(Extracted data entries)
▬▬▬
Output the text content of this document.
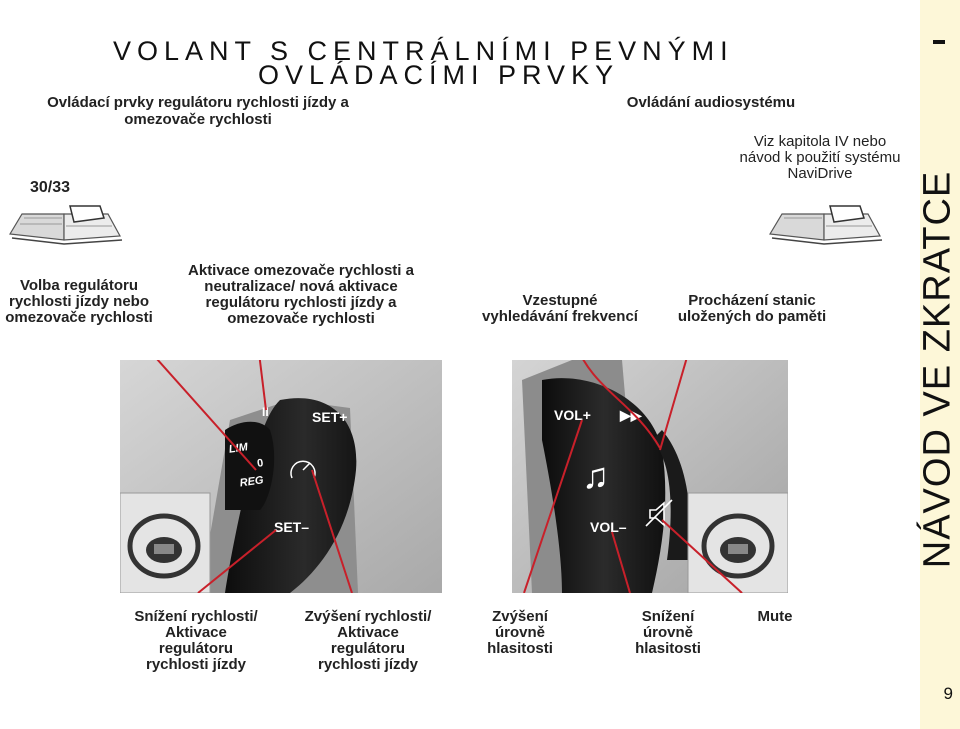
VOLANT S CENTRÁLNÍMI PEVNÝMI
OVLÁDACÍMI PRVKY
Ovládací prvky regulátoru rychlosti jízdy a omezovače rychlosti
Ovládání audiosystému
30/33
Viz kapitola IV nebo návod k použití systému NaviDrive
Volba regulátoru rychlosti jízdy nebo omezovače rychlosti
Aktivace omezovače rychlosti a neutralizace/ nová aktivace regulátoru rychlosti jízdy a omezovače rychlosti
Vzestupné vyhledávání frekvencí
Procházení stanic uložených do paměti
LIM
0
REG
II	SET+
SET–
VOL+ ▶▶
VOL–
♫
Snížení rychlosti/ Aktivace regulátoru rychlosti jízdy
Zvýšení rychlosti/ Aktivace regulátoru rychlosti jízdy
Zvýšení úrovně hlasitosti
Snížení úrovně hlasitosti
Mute
NÁVOD VE ZKRATCE
9
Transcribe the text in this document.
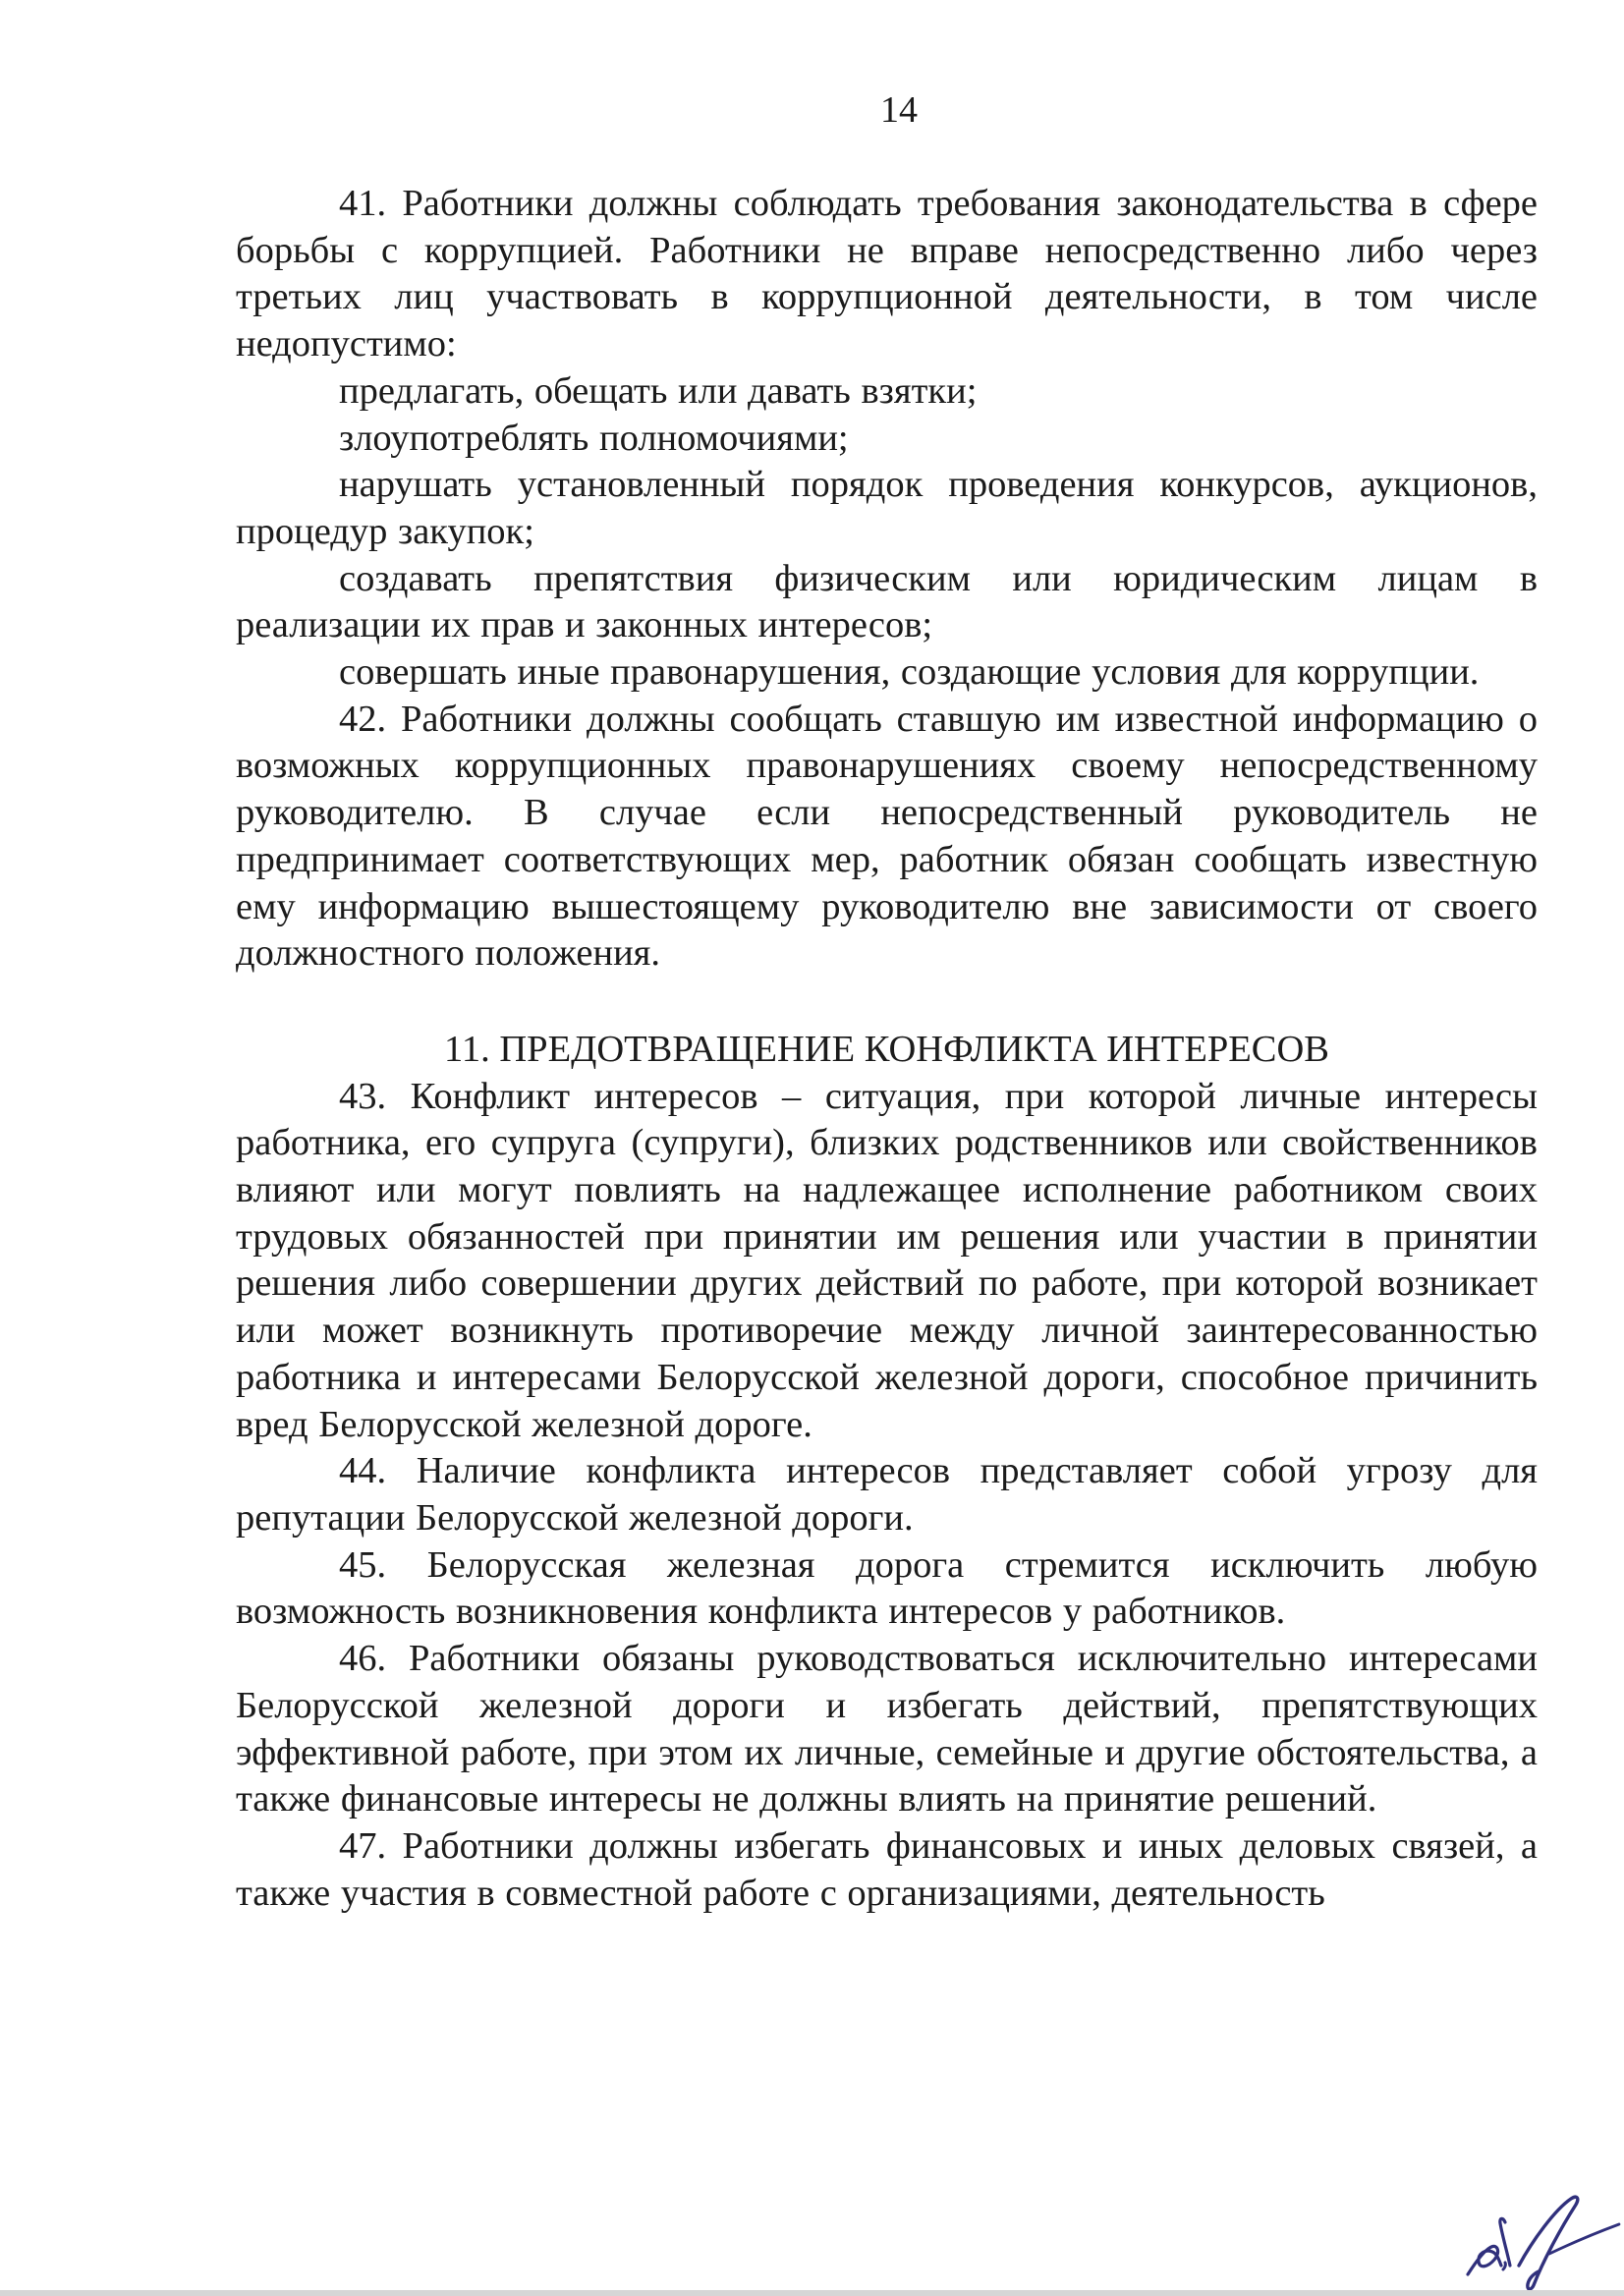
14
41. Работники должны соблюдать требования законодательства в сфере борьбы с коррупцией. Работники не вправе непосредственно либо через третьих лиц участвовать в коррупционной деятельности, в том числе недопустимо:
предлагать, обещать или давать взятки;
злоупотреблять полномочиями;
нарушать установленный порядок проведения конкурсов, аукционов, процедур закупок;
создавать препятствия физическим или юридическим лицам в реализации их прав и законных интересов;
совершать иные правонарушения, создающие условия для коррупции.
42. Работники должны сообщать ставшую им известной информацию о возможных коррупционных правонарушениях своему непосредственному руководителю. В случае если непосредственный руководитель не предпринимает соответствующих мер, работник обязан сообщать известную ему информацию вышестоящему руководителю вне зависимости от своего должностного положения.
11. ПРЕДОТВРАЩЕНИЕ КОНФЛИКТА ИНТЕРЕСОВ
43. Конфликт интересов – ситуация, при которой личные интересы работника, его супруга (супруги), близких родственников или свойственников влияют или могут повлиять на надлежащее исполнение работником своих трудовых обязанностей при принятии им решения или участии в принятии решения либо совершении других действий по работе, при которой возникает или может возникнуть противоречие между личной заинтересованностью работника и интересами Белорусской железной дороги, способное причинить вред Белорусской железной дороге.
44. Наличие конфликта интересов представляет собой угрозу для репутации Белорусской железной дороги.
45. Белорусская железная дорога стремится исключить любую возможность возникновения конфликта интересов у работников.
46. Работники обязаны руководствоваться исключительно интересами Белорусской железной дороги и избегать действий, препятствующих эффективной работе, при этом их личные, семейные и другие обстоятельства, а также финансовые интересы не должны влиять на принятие решений.
47. Работники должны избегать финансовых и иных деловых связей, а также участия в совместной работе с организациями, деятельность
▬▬▬
**INSTRUCTION**
All of the entries above should be duplicated exactly, except for the pictures.

**SOLUTION FOR THIS TASK**
Output the text content of this document.
VOLANT S CENTRÁLNÍMI PEVNÝMI
OVLÁDACÍMI PRVKY
Ovládací prvky regulátoru rychlosti jízdy a omezovače rychlosti
Ovládání audiosystému
30/33
Viz kapitola IV nebo návod k použití systému NaviDrive
Volba regulátoru rychlosti jízdy nebo omezovače rychlosti
Aktivace omezovače rychlosti a neutralizace/ nová aktivace regulátoru rychlosti jízdy a omezovače rychlosti
Vzestupné vyhledávání frekvencí
Procházení stanic uložených do paměti
LIM
0
REG
II	SET+
SET–
VOL+ ▶▶
VOL–
♫
Snížení rychlosti/ Aktivace regulátoru rychlosti jízdy
Zvýšení rychlosti/ Aktivace regulátoru rychlosti jízdy
Zvýšení úrovně hlasitosti
Snížení úrovně hlasitosti
Mute
NÁVOD VE ZKRATCE
9
Transcribe the text in this document.
14
41. Работники должны соблюдать требования законодательства в сфере борьбы с коррупцией. Работники не вправе непосредственно либо через третьих лиц участвовать в коррупционной деятельности, в том числе недопустимо:
предлагать, обещать или давать взятки;
злоупотреблять полномочиями;
нарушать установленный порядок проведения конкурсов, аукционов, процедур закупок;
создавать препятствия физическим или юридическим лицам в реализации их прав и законных интересов;
совершать иные правонарушения, создающие условия для коррупции.
42. Работники должны сообщать ставшую им известной информацию о возможных коррупционных правонарушениях своему непосредственному руководителю. В случае если непосредственный руководитель не предпринимает соответствующих мер, работник обязан сообщать известную ему информацию вышестоящему руководителю вне зависимости от своего должностного положения.
11. ПРЕДОТВРАЩЕНИЕ КОНФЛИКТА ИНТЕРЕСОВ
43. Конфликт интересов – ситуация, при которой личные интересы работника, его супруга (супруги), близких родственников или свойственников влияют или могут повлиять на надлежащее исполнение работником своих трудовых обязанностей при принятии им решения или участии в принятии решения либо совершении других действий по работе, при которой возникает или может возникнуть противоречие между личной заинтересованностью работника и интересами Белорусской железной дороги, способное причинить вред Белорусской железной дороге.
44. Наличие конфликта интересов представляет собой угрозу для репутации Белорусской железной дороги.
45. Белорусская железная дорога стремится исключить любую возможность возникновения конфликта интересов у работников.
46. Работники обязаны руководствоваться исключительно интересами Белорусской железной дороги и избегать действий, препятствующих эффективной работе, при этом их личные, семейные и другие обстоятельства, а также финансовые интересы не должны влиять на принятие решений.
47. Работники должны избегать финансовых и иных деловых связей, а также участия в совместной работе с организациями, деятельность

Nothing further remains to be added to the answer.